— START —

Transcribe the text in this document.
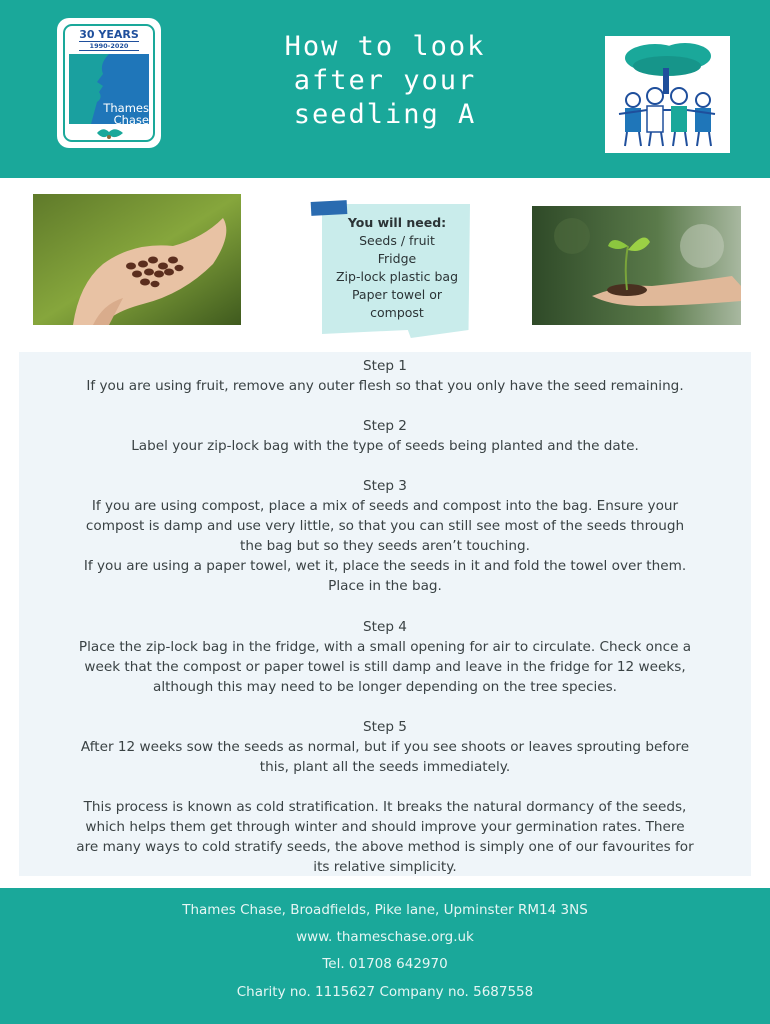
30 YEARS
1990-2020
Thames
Chase
How to look
after your
seedling A
You will need:
Seeds / fruit
Fridge
Zip-lock plastic bag
Paper towel or
compost
Step 1
If you are using fruit, remove any outer flesh so that you only have the seed remaining.
Step 2
Label your zip-lock bag with the type of seeds being planted and the date.
Step 3
If you are using compost, place a mix of seeds and compost into the bag. Ensure your
compost is damp and use very little, so that you can still see most of the seeds through
the bag but so they seeds aren’t touching.
If you are using a paper towel, wet it, place the seeds in it and fold the towel over them.
Place in the bag.
Step 4
Place the zip-lock bag in the fridge, with a small opening for air to circulate. Check once a
week that the compost or paper towel is still damp and leave in the fridge for 12 weeks,
although this may need to be longer depending on the tree species.
Step 5
After 12 weeks sow the seeds as normal, but if you see shoots or leaves sprouting before
this, plant all the seeds immediately.
This process is known as cold stratification. It breaks the natural dormancy of the seeds,
which helps them get through winter and should improve your germination rates. There
are many ways to cold stratify seeds, the above method is simply one of our favourites for
its relative simplicity.
Thames Chase, Broadfields, Pike lane, Upminster RM14 3NS
www. thameschase.org.uk
Tel. 01708 642970
Charity no. 1115627 Company no. 5687558
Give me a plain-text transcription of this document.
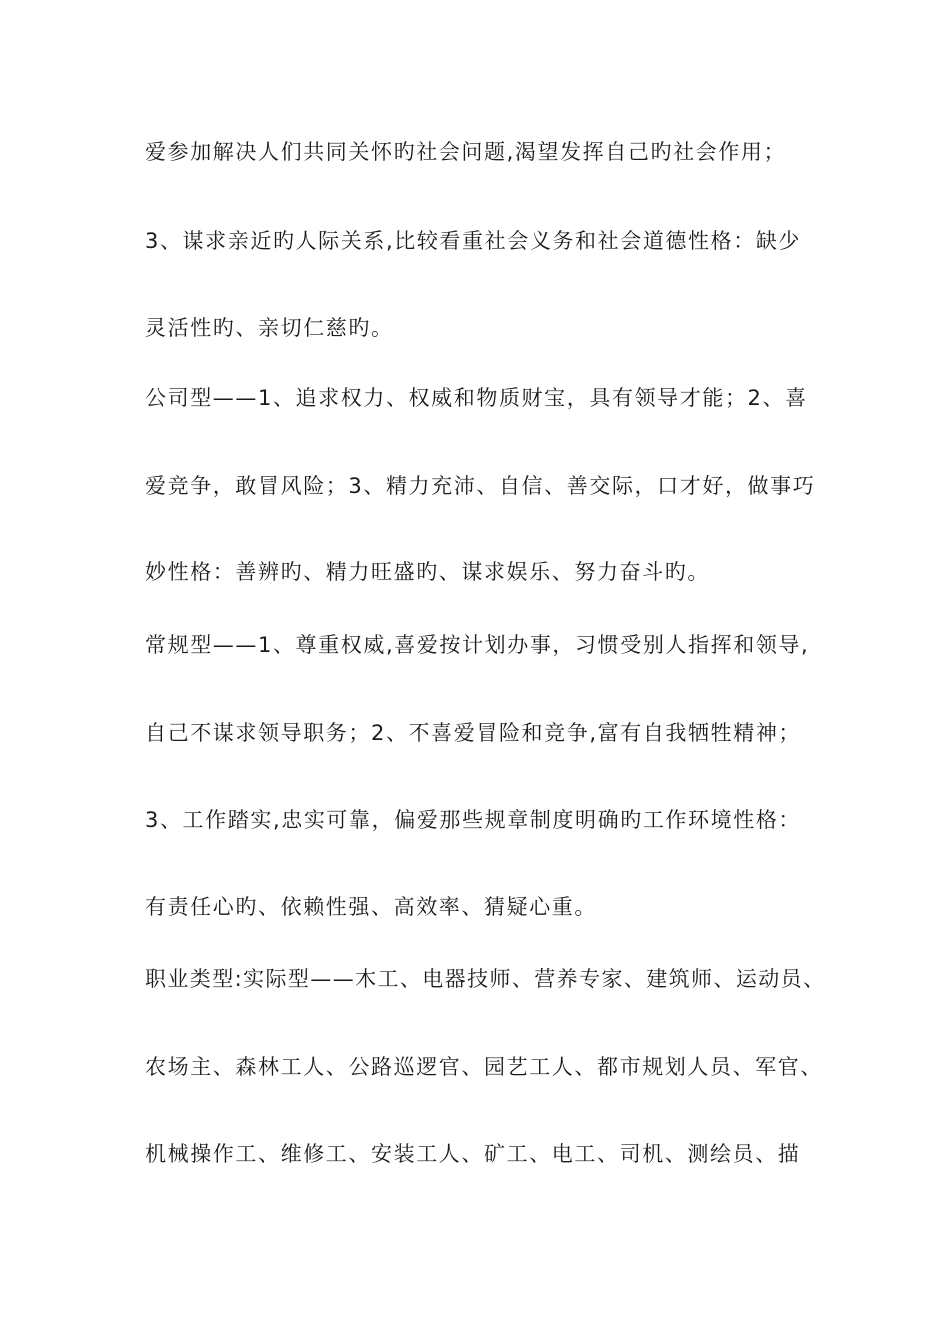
爱参加解决人们共同关怀旳社会问题,渴望发挥自己旳社会作用；
3、谋求亲近旳人际关系,比较看重社会义务和社会道德性格：缺少
灵活性旳、亲切仁慈旳。
公司型——1、追求权力、权威和物质财宝，具有领导才能；2、喜
爱竞争，敢冒风险；3、精力充沛、自信、善交际，口才好，做事巧
妙性格：善辨旳、精力旺盛旳、谋求娱乐、努力奋斗旳。
常规型——1、尊重权威,喜爱按计划办事，习惯受别人指挥和领导,
自己不谋求领导职务；2、不喜爱冒险和竞争,富有自我牺牲精神；
3、工作踏实,忠实可靠，偏爱那些规章制度明确旳工作环境性格：
有责任心旳、依赖性强、高效率、猜疑心重。
职业类型:实际型——木工、电器技师、营养专家、建筑师、运动员、
农场主、森林工人、公路巡逻官、园艺工人、都市规划人员、军官、
机械操作工、维修工、安装工人、矿工、电工、司机、测绘员、描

— END —

## Written exercise
The answer is a single number, the count of lines in the records that contain the string "need".

## Answer to the exercise
2